__What you have to do__:
Please state how many lines in the records contain the string "Adapted", with no words besides the number.

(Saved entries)

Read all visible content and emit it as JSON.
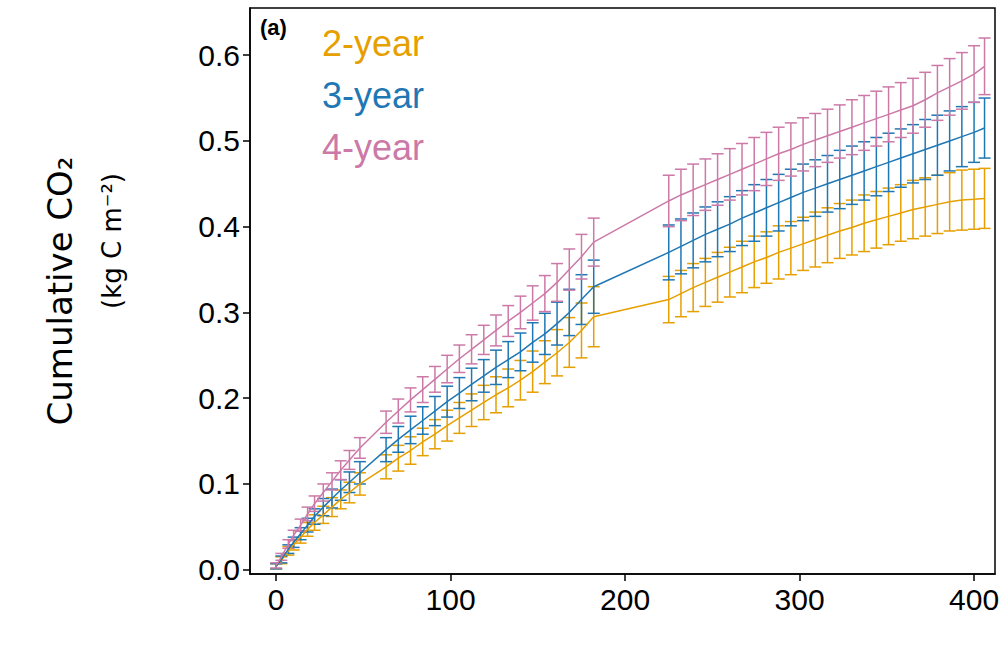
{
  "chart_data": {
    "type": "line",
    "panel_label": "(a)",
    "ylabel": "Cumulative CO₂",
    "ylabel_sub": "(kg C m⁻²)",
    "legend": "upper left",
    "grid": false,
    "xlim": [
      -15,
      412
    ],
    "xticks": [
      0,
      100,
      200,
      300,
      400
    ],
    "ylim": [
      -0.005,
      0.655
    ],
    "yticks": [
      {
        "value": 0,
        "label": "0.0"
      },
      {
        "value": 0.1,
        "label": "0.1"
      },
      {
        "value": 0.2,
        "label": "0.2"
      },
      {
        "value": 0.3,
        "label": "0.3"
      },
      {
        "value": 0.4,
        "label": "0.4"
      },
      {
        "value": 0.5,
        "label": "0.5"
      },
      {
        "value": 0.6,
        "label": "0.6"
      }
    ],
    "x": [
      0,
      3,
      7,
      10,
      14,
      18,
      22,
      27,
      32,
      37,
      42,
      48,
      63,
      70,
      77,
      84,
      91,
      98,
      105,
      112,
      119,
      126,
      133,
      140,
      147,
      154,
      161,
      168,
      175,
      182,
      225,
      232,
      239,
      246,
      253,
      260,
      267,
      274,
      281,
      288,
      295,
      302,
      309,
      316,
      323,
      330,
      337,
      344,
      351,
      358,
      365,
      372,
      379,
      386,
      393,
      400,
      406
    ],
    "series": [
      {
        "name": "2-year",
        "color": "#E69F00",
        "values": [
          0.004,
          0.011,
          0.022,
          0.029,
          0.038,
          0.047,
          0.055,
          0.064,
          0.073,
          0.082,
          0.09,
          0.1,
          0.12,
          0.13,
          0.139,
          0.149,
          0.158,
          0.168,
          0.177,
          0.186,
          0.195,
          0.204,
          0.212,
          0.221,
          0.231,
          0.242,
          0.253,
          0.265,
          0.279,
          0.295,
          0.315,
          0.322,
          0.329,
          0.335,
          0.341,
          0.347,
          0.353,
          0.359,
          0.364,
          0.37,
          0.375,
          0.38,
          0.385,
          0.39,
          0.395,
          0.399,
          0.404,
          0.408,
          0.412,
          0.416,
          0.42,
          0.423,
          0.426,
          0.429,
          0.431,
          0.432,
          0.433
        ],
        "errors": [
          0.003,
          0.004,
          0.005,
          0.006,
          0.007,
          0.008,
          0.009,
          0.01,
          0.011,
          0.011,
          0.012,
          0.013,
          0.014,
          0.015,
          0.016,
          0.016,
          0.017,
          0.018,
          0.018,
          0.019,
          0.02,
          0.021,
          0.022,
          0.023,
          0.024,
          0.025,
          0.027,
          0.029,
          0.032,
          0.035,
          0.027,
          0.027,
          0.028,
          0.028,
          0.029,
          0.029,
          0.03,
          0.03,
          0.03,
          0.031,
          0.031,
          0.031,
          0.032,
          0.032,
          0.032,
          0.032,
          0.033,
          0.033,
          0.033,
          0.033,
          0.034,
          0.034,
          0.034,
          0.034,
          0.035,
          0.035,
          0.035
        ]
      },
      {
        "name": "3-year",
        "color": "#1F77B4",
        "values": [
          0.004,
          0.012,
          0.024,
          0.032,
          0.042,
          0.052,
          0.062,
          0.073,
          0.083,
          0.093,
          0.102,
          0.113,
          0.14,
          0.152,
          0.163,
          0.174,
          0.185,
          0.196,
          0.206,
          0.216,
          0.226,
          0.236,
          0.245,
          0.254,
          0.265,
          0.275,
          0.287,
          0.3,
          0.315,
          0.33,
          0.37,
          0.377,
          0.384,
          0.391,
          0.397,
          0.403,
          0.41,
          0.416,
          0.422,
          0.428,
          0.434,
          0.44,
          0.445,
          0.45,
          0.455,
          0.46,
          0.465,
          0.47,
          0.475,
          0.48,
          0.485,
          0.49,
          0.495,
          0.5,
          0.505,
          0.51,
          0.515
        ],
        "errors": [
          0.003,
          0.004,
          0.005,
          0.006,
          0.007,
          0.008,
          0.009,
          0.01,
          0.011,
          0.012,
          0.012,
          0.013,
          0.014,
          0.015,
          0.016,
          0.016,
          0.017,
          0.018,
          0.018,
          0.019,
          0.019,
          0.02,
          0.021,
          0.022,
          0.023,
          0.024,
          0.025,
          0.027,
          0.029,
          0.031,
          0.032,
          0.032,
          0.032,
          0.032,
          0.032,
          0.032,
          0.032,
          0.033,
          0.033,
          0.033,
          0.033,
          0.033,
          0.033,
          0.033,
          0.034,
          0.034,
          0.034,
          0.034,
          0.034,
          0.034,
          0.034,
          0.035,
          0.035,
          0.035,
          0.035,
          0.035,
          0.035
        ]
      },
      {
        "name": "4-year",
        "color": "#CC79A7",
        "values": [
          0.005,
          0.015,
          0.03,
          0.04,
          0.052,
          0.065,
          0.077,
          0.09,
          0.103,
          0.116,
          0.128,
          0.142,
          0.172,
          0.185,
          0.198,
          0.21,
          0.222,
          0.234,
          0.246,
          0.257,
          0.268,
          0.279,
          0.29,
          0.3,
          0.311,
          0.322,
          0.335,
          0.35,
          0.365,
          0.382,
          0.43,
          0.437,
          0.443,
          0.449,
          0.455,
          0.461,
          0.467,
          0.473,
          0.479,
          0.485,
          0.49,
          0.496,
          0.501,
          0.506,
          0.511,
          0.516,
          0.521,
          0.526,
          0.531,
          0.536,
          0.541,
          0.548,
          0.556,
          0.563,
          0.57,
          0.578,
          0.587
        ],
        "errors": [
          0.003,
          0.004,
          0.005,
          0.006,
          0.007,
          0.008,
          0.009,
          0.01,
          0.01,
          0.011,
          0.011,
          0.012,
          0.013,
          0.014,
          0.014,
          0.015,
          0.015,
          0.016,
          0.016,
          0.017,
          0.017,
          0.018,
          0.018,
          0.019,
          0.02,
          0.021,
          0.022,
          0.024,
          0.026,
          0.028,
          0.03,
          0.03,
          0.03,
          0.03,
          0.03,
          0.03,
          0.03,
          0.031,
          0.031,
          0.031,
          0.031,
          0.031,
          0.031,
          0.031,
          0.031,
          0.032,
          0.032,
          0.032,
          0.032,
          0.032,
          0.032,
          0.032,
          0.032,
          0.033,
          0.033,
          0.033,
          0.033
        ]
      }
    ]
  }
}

...

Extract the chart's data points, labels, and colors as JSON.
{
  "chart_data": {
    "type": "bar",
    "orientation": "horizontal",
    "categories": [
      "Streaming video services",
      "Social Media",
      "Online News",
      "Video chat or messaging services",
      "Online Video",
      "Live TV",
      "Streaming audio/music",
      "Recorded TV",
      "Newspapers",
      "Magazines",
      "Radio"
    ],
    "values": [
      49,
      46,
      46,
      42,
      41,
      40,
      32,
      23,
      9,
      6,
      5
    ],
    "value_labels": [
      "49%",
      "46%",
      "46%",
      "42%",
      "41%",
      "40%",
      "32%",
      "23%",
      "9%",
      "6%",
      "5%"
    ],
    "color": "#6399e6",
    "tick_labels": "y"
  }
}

---

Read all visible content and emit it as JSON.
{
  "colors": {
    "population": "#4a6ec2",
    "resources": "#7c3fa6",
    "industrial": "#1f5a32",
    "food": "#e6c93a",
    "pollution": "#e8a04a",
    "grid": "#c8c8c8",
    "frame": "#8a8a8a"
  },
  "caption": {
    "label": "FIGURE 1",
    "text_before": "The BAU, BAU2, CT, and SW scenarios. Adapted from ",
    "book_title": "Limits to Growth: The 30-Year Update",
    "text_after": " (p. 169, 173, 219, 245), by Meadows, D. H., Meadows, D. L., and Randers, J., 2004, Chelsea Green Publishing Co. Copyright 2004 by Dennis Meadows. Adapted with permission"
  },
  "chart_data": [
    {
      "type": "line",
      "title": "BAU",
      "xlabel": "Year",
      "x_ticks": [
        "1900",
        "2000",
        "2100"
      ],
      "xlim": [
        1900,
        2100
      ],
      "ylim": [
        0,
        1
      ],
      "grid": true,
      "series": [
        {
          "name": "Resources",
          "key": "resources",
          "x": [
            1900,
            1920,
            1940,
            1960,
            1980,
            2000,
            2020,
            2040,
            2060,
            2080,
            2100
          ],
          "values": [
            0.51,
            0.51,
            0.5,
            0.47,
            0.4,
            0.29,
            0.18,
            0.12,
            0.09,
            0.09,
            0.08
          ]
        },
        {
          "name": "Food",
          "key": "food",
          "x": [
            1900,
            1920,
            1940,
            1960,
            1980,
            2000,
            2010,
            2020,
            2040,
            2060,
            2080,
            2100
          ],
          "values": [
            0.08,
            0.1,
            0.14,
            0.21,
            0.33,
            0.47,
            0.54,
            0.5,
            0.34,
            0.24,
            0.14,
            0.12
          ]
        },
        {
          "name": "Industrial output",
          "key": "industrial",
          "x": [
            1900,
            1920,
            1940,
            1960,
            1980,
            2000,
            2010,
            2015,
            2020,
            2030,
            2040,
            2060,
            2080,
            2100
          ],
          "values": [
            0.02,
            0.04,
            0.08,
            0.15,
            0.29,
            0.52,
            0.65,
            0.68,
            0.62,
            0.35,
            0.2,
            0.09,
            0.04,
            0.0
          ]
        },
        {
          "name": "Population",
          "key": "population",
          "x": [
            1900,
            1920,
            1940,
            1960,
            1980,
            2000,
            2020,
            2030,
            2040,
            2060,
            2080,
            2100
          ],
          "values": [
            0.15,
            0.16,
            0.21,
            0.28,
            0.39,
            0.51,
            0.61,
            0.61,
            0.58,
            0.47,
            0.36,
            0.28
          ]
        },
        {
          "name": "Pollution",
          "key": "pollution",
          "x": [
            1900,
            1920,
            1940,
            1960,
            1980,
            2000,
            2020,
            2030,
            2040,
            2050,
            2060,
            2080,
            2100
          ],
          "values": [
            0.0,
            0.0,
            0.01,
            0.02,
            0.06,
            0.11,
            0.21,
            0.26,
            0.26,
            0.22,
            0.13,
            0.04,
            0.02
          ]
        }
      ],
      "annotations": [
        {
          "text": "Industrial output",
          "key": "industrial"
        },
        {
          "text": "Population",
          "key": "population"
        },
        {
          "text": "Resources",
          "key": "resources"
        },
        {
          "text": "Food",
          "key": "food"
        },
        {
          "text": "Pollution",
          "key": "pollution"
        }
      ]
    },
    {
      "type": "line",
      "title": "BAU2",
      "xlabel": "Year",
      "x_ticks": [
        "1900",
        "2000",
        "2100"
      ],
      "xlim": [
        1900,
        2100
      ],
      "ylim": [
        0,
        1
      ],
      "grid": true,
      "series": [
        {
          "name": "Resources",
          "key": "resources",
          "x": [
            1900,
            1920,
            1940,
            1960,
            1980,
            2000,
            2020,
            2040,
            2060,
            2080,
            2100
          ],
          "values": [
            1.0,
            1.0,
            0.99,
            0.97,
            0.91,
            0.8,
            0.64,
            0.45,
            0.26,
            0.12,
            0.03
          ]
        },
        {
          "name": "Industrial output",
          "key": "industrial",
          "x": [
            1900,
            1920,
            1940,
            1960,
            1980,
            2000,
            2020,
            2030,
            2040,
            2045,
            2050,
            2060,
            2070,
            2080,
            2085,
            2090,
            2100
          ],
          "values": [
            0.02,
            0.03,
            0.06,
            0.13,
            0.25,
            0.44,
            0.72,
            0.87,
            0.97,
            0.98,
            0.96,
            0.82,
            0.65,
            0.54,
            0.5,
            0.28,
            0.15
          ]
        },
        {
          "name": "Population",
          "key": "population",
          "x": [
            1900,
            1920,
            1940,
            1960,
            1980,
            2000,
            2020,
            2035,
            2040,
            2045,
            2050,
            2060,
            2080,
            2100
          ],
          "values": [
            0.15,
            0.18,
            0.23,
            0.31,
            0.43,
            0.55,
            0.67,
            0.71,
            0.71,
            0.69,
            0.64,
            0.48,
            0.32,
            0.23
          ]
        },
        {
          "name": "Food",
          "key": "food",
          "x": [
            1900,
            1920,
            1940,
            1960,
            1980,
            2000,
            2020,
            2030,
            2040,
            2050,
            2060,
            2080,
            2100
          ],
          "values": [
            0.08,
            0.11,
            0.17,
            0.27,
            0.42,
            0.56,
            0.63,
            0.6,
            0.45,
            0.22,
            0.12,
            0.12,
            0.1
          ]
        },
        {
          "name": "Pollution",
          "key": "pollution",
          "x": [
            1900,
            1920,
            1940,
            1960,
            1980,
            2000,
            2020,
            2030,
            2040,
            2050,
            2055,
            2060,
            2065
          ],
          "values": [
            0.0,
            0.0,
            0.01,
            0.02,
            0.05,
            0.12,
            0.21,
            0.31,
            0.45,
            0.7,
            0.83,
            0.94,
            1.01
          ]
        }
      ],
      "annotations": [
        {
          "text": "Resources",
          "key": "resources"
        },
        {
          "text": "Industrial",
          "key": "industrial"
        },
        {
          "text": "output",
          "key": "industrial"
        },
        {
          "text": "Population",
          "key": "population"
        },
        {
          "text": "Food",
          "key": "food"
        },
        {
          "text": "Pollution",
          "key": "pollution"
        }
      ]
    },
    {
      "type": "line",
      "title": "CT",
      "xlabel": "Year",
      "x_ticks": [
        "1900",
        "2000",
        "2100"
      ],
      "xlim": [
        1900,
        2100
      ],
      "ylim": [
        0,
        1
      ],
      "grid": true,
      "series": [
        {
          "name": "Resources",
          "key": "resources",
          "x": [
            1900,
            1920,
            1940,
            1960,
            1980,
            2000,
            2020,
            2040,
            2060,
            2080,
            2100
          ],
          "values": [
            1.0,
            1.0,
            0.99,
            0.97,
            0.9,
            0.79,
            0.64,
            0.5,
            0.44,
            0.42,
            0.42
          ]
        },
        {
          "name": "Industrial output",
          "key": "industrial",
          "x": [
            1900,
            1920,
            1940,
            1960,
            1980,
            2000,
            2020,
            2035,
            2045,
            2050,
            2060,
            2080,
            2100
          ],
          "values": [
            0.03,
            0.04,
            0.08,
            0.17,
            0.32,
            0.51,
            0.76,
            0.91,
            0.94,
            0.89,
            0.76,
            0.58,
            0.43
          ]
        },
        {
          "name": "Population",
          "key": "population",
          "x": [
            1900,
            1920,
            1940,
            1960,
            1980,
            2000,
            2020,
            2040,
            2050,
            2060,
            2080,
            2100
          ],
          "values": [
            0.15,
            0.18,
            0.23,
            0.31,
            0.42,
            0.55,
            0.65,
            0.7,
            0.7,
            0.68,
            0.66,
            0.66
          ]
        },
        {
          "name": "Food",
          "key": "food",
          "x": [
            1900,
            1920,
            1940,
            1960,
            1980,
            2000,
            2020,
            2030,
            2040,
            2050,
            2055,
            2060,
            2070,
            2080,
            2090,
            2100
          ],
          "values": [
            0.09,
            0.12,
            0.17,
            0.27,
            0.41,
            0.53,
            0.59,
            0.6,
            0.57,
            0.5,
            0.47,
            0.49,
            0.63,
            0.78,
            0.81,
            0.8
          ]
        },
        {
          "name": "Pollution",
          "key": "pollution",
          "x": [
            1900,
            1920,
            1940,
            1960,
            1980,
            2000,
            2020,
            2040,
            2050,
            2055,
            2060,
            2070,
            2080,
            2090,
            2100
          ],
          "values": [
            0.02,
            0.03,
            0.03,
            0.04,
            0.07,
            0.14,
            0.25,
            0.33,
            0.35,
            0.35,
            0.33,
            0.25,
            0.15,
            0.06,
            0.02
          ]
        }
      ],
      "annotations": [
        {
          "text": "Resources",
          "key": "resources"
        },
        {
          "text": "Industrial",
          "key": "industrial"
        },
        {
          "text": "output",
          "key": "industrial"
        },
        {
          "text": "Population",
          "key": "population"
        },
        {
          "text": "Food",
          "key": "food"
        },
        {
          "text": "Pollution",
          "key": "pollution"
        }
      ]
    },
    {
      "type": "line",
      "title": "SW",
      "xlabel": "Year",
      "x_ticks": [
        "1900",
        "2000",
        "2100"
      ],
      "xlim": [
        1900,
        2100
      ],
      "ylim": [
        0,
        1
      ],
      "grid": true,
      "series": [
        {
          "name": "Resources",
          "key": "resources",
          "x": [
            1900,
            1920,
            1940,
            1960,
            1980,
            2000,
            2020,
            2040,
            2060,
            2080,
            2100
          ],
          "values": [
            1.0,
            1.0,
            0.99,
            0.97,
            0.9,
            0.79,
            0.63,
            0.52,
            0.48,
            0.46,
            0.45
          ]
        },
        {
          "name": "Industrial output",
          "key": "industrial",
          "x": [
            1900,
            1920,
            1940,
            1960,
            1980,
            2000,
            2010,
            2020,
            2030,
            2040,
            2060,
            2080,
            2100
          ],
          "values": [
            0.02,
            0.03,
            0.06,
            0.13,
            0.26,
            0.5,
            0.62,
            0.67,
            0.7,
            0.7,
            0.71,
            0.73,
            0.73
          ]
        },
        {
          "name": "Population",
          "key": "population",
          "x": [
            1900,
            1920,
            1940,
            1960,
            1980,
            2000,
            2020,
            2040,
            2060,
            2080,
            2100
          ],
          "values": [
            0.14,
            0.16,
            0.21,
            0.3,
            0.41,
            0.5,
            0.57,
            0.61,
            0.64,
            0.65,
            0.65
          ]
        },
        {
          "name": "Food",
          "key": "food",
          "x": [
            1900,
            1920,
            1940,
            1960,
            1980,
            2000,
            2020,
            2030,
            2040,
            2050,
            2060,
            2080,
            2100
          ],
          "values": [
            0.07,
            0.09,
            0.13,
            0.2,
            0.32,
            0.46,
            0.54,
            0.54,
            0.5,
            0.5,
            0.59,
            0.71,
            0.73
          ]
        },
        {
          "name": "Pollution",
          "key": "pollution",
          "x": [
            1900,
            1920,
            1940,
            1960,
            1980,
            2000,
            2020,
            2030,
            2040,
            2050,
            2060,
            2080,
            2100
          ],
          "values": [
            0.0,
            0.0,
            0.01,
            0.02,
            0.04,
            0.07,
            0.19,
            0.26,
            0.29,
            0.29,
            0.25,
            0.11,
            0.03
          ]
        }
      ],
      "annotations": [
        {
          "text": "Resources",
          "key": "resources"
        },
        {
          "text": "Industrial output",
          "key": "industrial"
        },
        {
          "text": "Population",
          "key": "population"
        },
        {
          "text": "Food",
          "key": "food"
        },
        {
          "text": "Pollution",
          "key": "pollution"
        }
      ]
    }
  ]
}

__The solution__:
2